> [INSTRUCTIONS TO FOLLOW]: Take from the listing each line that has the string "this".

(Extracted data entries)
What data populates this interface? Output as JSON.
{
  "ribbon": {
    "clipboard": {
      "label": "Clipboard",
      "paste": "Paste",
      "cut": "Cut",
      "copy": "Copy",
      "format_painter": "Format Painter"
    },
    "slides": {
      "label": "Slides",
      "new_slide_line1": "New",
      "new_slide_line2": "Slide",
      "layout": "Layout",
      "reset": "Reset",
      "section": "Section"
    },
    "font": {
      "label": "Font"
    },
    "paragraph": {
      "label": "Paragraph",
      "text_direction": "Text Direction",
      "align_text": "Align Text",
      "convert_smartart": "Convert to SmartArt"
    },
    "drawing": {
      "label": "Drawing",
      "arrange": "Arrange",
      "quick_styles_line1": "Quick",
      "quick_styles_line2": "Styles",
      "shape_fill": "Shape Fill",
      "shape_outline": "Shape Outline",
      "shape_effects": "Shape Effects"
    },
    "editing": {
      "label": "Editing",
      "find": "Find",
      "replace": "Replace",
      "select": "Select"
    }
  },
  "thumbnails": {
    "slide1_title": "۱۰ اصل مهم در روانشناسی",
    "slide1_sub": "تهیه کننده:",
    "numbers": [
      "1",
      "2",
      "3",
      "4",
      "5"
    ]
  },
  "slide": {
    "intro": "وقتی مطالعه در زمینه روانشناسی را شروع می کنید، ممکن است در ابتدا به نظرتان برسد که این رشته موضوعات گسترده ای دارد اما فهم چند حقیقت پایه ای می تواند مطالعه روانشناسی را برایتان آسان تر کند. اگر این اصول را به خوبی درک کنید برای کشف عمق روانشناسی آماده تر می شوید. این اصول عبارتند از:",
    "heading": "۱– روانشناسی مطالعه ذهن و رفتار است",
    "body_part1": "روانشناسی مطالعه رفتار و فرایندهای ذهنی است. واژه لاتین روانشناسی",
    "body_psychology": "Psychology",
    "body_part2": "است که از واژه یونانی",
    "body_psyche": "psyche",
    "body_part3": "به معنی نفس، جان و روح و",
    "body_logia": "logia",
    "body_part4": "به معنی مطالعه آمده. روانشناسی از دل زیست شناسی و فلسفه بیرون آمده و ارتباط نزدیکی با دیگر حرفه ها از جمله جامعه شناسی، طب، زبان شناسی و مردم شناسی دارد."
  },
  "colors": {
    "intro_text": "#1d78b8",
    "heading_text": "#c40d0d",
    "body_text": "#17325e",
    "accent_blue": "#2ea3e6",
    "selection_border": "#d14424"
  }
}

...

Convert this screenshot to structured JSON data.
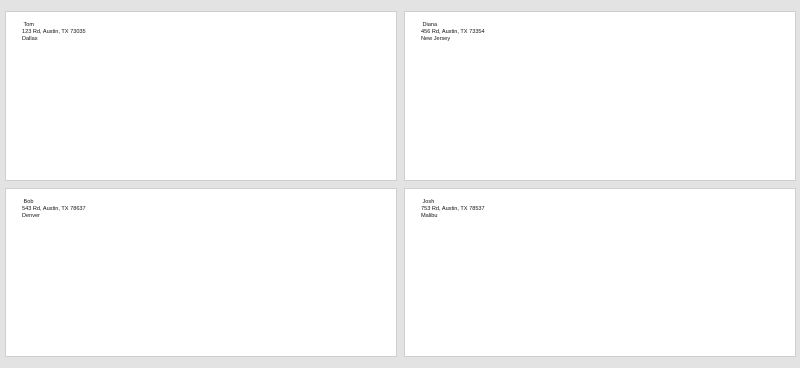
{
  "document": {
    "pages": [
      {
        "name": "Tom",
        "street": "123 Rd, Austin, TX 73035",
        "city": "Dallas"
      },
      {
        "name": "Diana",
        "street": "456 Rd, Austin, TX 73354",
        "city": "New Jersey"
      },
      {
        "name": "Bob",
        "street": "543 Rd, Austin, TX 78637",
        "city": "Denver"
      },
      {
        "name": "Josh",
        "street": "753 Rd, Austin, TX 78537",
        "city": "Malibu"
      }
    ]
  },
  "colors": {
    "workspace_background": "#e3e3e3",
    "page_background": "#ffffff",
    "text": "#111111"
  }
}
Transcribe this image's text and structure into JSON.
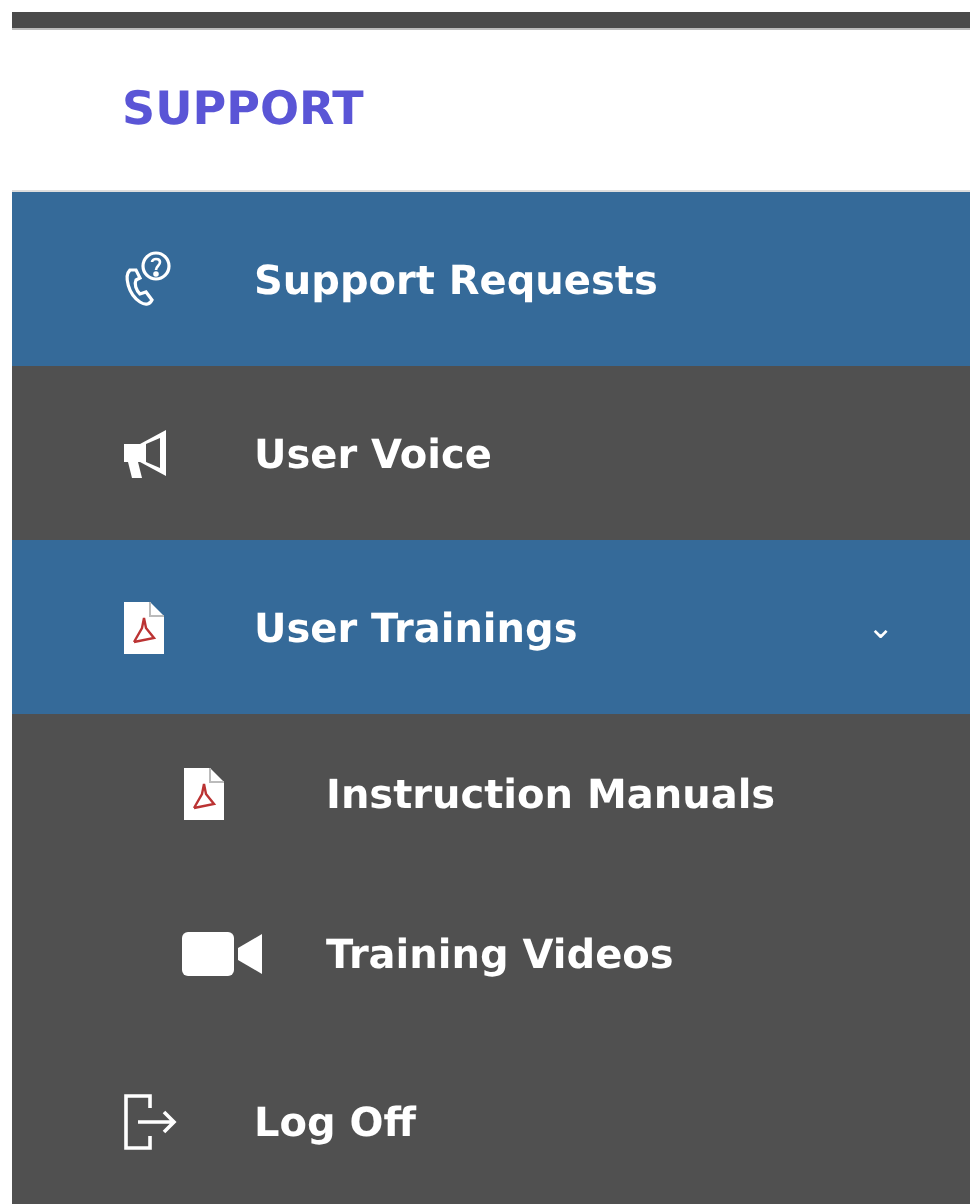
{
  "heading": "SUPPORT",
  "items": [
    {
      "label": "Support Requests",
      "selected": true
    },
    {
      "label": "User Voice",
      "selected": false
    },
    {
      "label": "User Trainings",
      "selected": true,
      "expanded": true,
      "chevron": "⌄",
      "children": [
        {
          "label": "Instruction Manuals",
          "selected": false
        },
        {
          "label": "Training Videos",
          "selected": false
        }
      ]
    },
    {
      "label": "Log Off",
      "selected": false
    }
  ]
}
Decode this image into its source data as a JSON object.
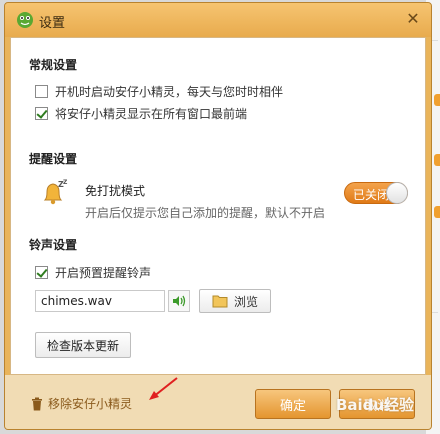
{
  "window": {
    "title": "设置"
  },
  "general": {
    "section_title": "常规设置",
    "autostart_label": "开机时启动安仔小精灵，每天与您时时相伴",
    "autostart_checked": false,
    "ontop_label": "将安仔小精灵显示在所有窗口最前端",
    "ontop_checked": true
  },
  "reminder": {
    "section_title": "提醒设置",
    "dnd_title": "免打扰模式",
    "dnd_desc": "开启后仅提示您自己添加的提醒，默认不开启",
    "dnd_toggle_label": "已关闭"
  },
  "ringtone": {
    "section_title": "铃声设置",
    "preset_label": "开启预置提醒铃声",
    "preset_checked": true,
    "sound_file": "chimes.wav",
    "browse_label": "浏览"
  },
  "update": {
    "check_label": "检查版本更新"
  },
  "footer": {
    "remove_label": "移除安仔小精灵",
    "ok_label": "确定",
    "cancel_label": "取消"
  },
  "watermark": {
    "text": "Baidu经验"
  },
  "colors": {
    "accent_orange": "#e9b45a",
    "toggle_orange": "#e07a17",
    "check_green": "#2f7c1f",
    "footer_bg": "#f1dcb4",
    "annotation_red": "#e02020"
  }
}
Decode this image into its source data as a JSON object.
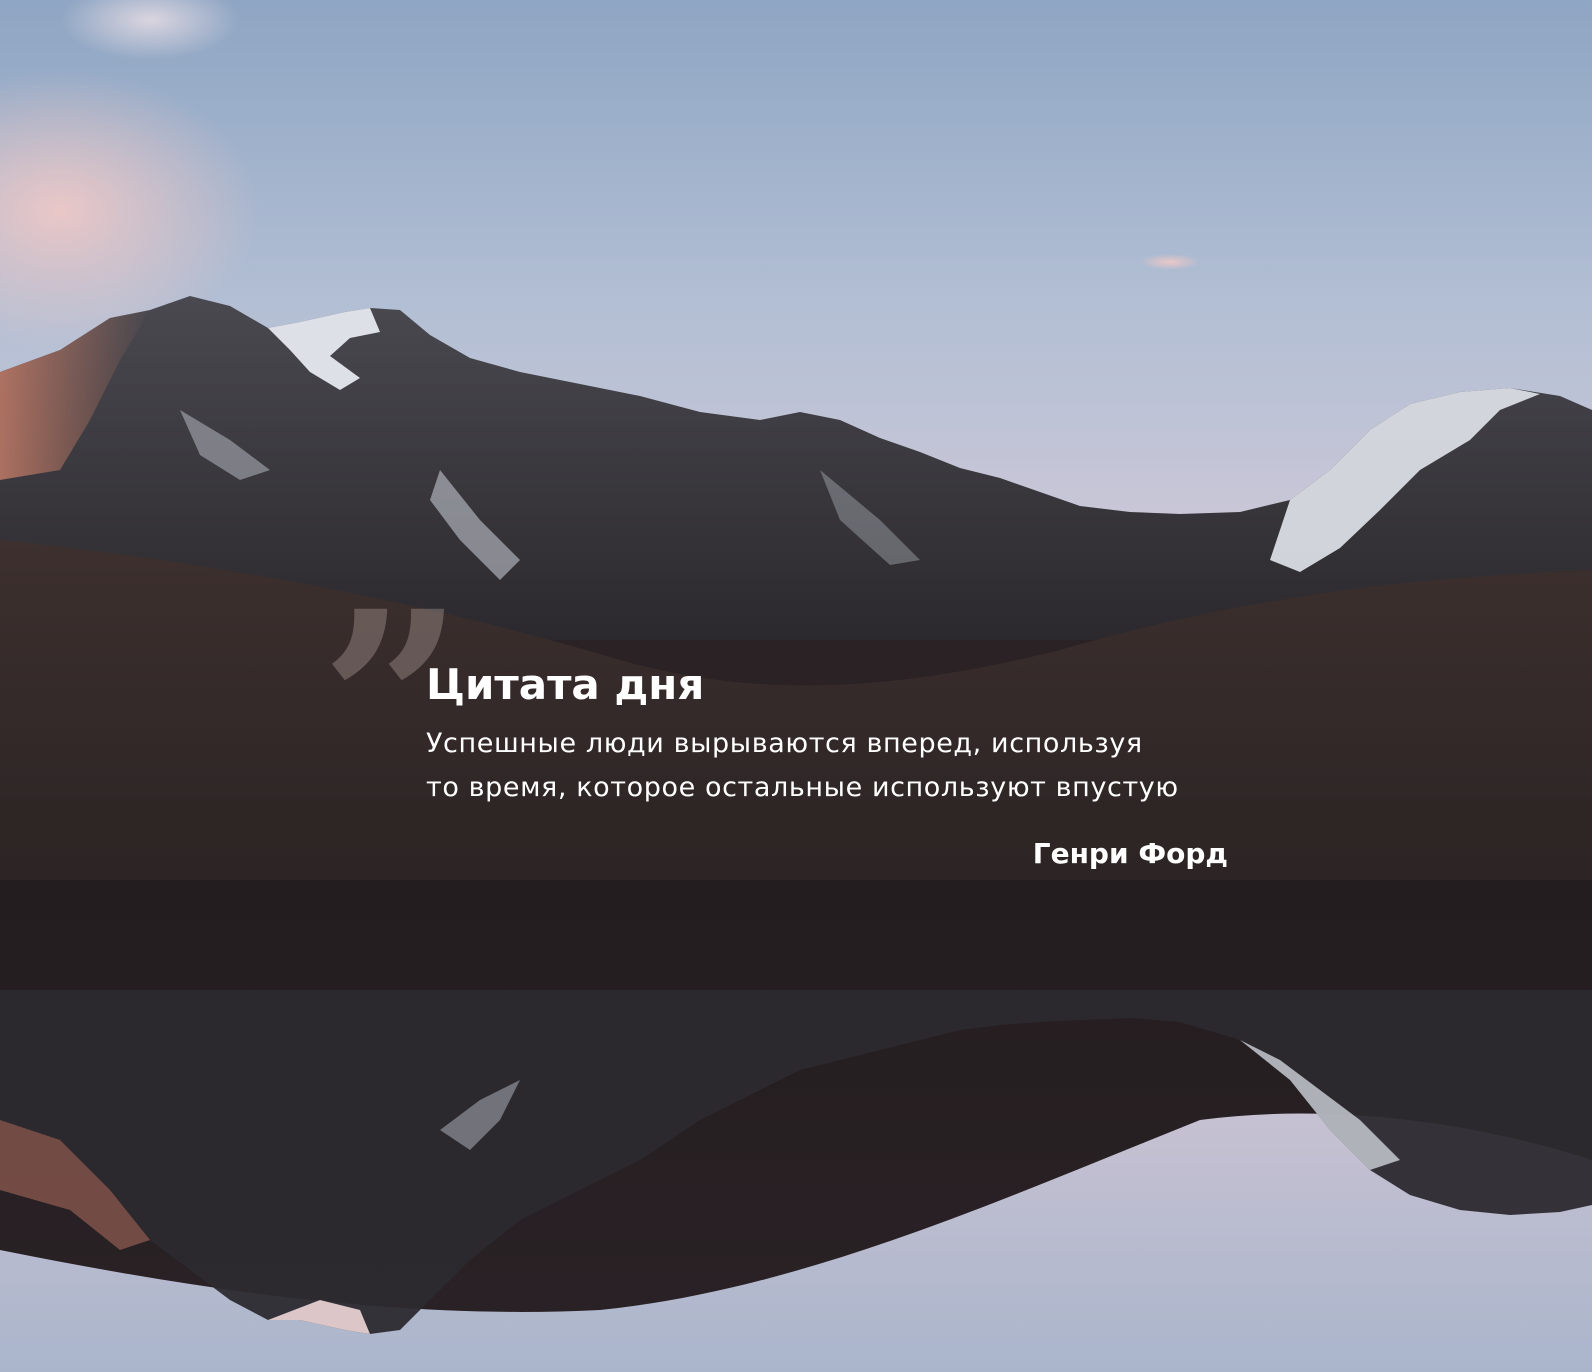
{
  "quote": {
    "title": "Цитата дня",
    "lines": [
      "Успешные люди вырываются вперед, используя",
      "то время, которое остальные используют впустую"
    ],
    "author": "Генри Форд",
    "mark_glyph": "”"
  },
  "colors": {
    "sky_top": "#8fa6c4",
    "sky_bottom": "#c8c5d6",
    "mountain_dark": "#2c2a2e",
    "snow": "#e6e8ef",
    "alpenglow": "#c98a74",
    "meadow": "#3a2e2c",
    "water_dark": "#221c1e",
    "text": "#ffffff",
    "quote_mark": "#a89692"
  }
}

> [SOLVED PROBLEM]:
What data populates this interface? Output as JSON.
Convert this screenshot to structured JSON data.
Transcribe this image's text and structure into JSON.
Decode this image into its source data as a JSON object.
Decode this image into its source data as a JSON object.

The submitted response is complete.